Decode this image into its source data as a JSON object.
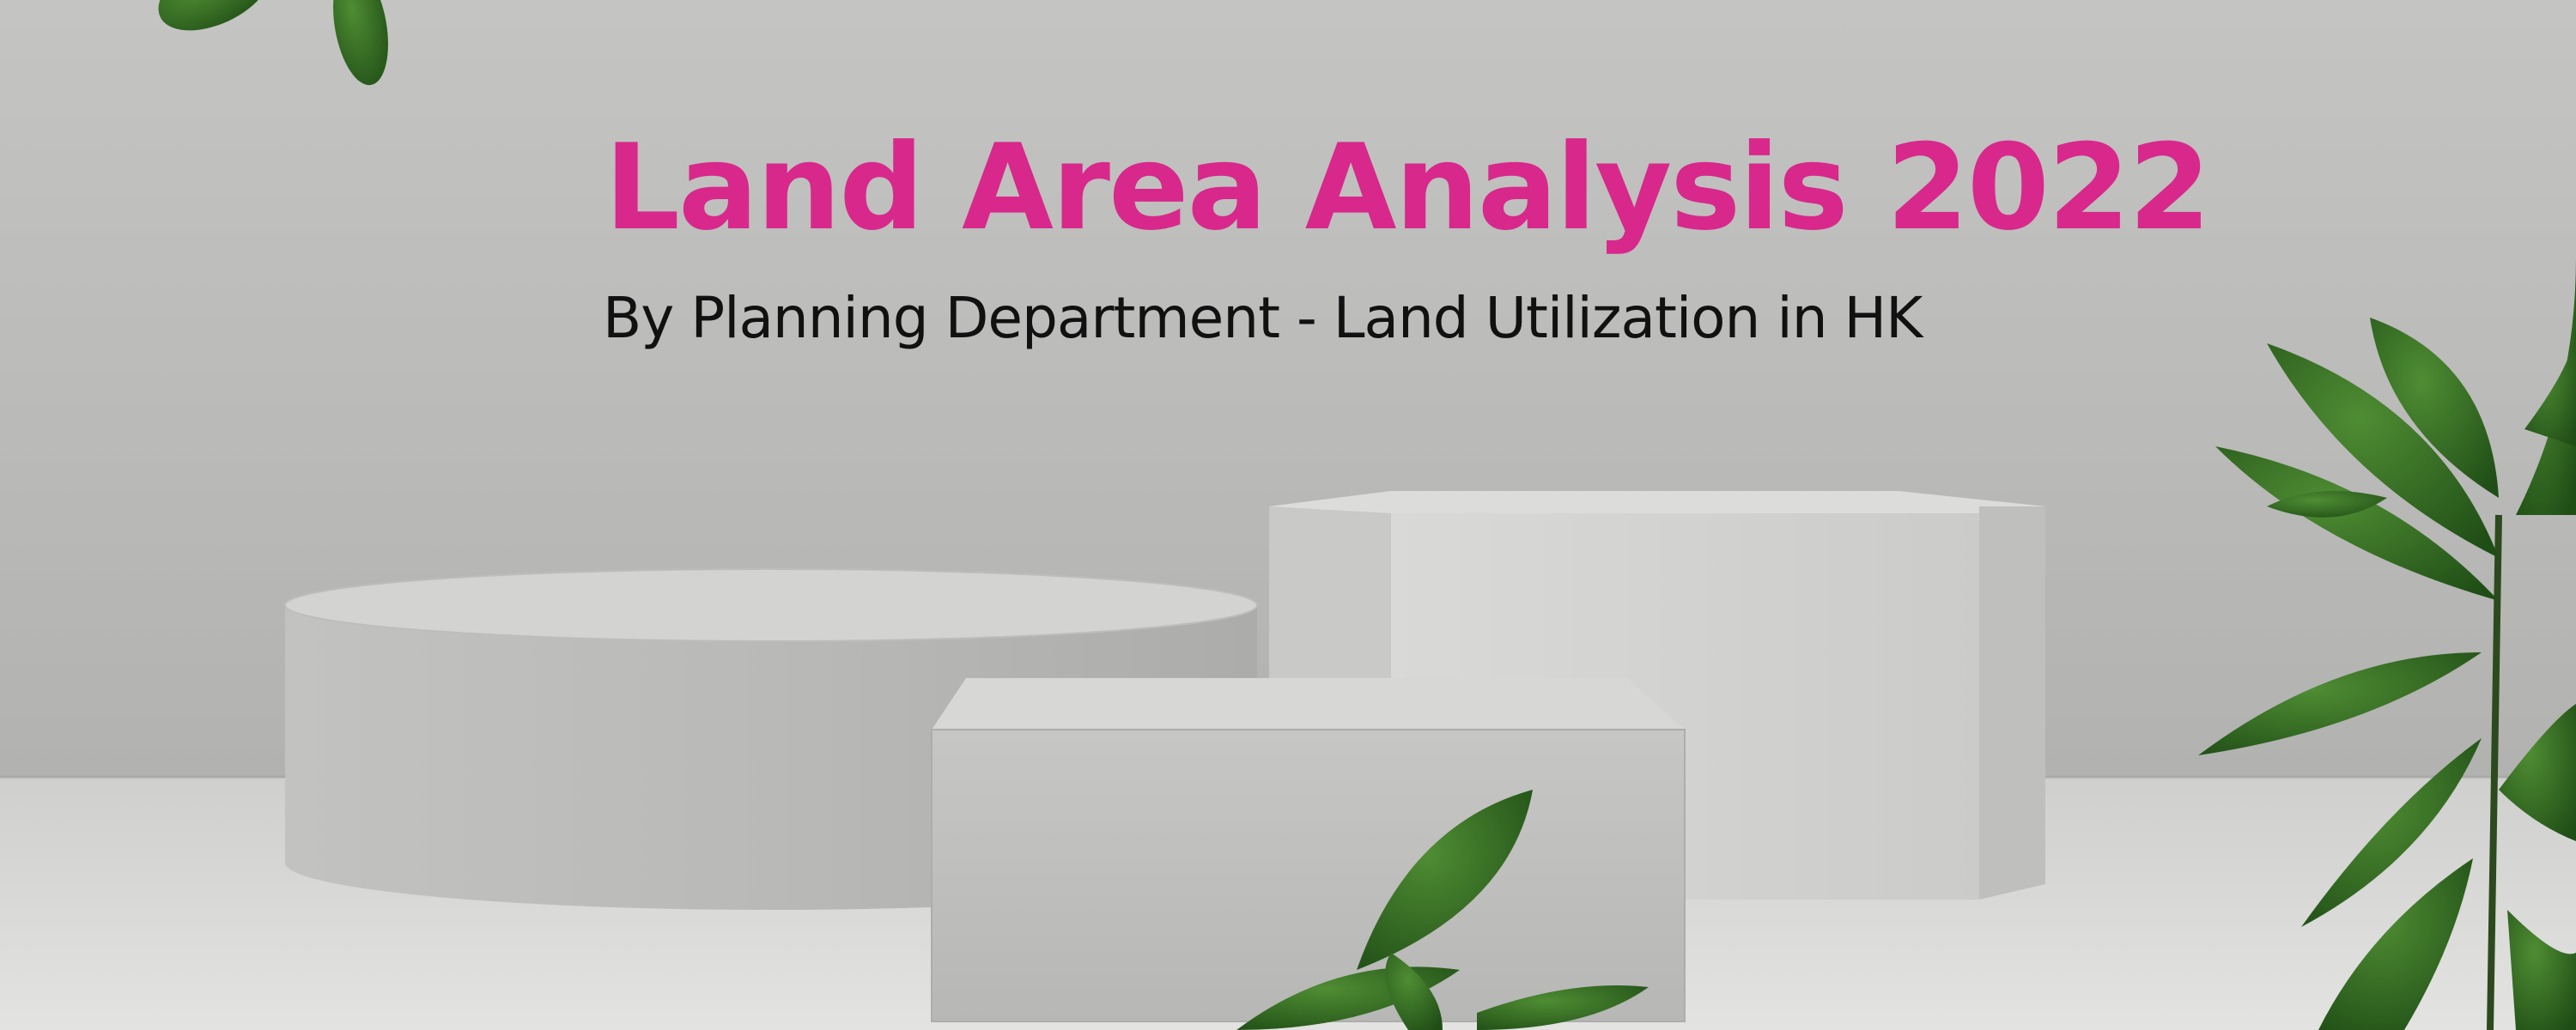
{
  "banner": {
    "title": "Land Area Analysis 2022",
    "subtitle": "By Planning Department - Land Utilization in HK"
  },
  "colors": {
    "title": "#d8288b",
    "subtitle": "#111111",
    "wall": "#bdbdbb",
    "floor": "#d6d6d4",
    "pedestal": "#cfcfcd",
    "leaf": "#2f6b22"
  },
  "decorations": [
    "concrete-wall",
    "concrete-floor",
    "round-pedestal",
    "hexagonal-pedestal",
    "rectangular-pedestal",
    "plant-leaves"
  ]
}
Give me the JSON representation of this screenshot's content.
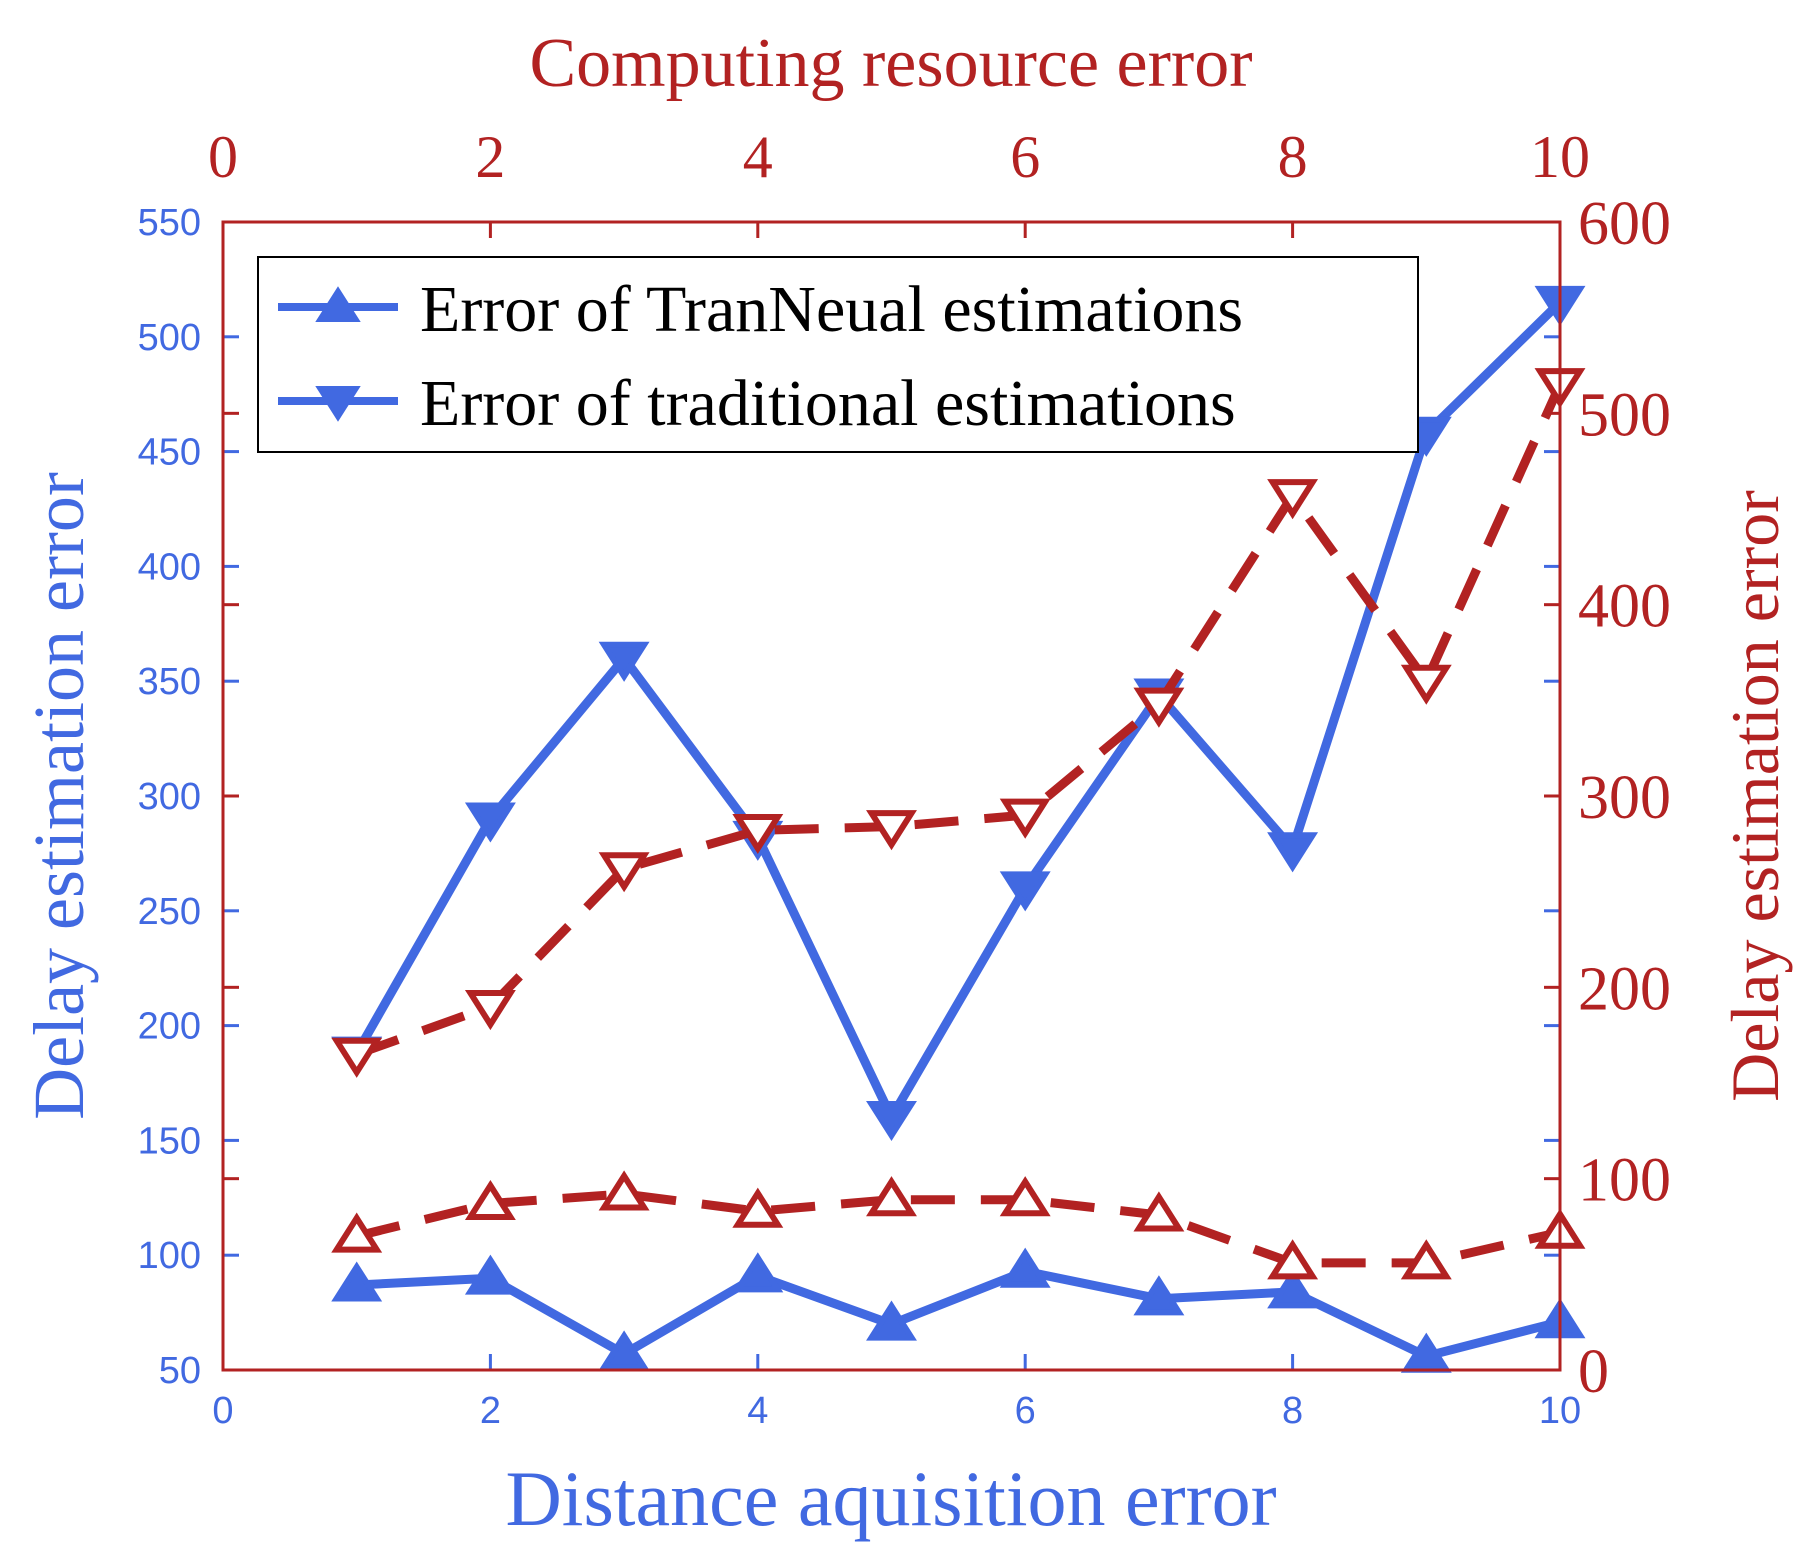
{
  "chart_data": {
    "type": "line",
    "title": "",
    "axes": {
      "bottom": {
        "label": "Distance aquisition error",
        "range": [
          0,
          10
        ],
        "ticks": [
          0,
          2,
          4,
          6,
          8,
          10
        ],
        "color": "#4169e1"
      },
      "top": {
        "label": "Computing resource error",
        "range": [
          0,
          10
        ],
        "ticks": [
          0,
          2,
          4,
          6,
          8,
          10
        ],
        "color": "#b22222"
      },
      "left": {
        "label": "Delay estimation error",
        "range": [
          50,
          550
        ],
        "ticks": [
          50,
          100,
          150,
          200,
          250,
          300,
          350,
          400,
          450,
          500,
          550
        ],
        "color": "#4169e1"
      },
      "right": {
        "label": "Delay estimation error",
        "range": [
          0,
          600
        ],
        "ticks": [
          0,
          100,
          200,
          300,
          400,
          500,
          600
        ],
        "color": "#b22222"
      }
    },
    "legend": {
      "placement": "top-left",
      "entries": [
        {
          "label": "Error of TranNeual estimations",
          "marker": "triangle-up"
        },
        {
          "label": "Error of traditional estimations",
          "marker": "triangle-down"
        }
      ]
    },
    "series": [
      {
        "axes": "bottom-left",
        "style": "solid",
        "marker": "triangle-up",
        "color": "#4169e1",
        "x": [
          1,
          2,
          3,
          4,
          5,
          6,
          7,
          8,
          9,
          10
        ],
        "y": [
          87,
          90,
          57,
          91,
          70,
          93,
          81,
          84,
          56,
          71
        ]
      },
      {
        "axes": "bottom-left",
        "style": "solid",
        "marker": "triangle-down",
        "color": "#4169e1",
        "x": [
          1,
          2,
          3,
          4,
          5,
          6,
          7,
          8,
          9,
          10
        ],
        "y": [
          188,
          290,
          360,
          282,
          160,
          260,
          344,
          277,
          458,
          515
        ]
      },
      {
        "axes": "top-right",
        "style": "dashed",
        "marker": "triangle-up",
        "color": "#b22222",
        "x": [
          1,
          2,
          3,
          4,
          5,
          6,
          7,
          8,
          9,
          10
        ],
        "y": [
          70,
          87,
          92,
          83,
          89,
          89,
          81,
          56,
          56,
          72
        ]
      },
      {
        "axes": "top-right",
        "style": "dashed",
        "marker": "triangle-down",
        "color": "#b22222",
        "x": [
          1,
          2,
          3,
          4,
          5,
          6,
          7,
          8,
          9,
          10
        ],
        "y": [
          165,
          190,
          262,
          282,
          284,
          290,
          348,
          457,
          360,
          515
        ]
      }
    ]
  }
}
-.-.-
§ **Required work**
Output all of the data exactly as it stands, minus any images.

§ **Answer to the problem**
Decode this image into its source data as a JSON object.
{
  "banner": {
    "title": "Land Area Analysis 2022",
    "subtitle": "By Planning Department - Land Utilization in HK"
  },
  "colors": {
    "title": "#d8288b",
    "subtitle": "#111111",
    "wall": "#bdbdbb",
    "floor": "#d6d6d4",
    "pedestal": "#cfcfcd",
    "leaf": "#2f6b22"
  },
  "decorations": [
    "concrete-wall",
    "concrete-floor",
    "round-pedestal",
    "hexagonal-pedestal",
    "rectangular-pedestal",
    "plant-leaves"
  ]
}
Give me the JSON representation of this screenshot's content.
{
  "chart_data": {
    "type": "line",
    "title": "",
    "axes": {
      "bottom": {
        "label": "Distance aquisition error",
        "range": [
          0,
          10
        ],
        "ticks": [
          0,
          2,
          4,
          6,
          8,
          10
        ],
        "color": "#4169e1"
      },
      "top": {
        "label": "Computing resource error",
        "range": [
          0,
          10
        ],
        "ticks": [
          0,
          2,
          4,
          6,
          8,
          10
        ],
        "color": "#b22222"
      },
      "left": {
        "label": "Delay estimation error",
        "range": [
          50,
          550
        ],
        "ticks": [
          50,
          100,
          150,
          200,
          250,
          300,
          350,
          400,
          450,
          500,
          550
        ],
        "color": "#4169e1"
      },
      "right": {
        "label": "Delay estimation error",
        "range": [
          0,
          600
        ],
        "ticks": [
          0,
          100,
          200,
          300,
          400,
          500,
          600
        ],
        "color": "#b22222"
      }
    },
    "legend": {
      "placement": "top-left",
      "entries": [
        {
          "label": "Error of TranNeual estimations",
          "marker": "triangle-up"
        },
        {
          "label": "Error of traditional estimations",
          "marker": "triangle-down"
        }
      ]
    },
    "series": [
      {
        "axes": "bottom-left",
        "style": "solid",
        "marker": "triangle-up",
        "color": "#4169e1",
        "x": [
          1,
          2,
          3,
          4,
          5,
          6,
          7,
          8,
          9,
          10
        ],
        "y": [
          87,
          90,
          57,
          91,
          70,
          93,
          81,
          84,
          56,
          71
        ]
      },
      {
        "axes": "bottom-left",
        "style": "solid",
        "marker": "triangle-down",
        "color": "#4169e1",
        "x": [
          1,
          2,
          3,
          4,
          5,
          6,
          7,
          8,
          9,
          10
        ],
        "y": [
          188,
          290,
          360,
          282,
          160,
          260,
          344,
          277,
          458,
          515
        ]
      },
      {
        "axes": "top-right",
        "style": "dashed",
        "marker": "triangle-up",
        "color": "#b22222",
        "x": [
          1,
          2,
          3,
          4,
          5,
          6,
          7,
          8,
          9,
          10
        ],
        "y": [
          70,
          87,
          92,
          83,
          89,
          89,
          81,
          56,
          56,
          72
        ]
      },
      {
        "axes": "top-right",
        "style": "dashed",
        "marker": "triangle-down",
        "color": "#b22222",
        "x": [
          1,
          2,
          3,
          4,
          5,
          6,
          7,
          8,
          9,
          10
        ],
        "y": [
          165,
          190,
          262,
          282,
          284,
          290,
          348,
          457,
          360,
          515
        ]
      }
    ]
  }
}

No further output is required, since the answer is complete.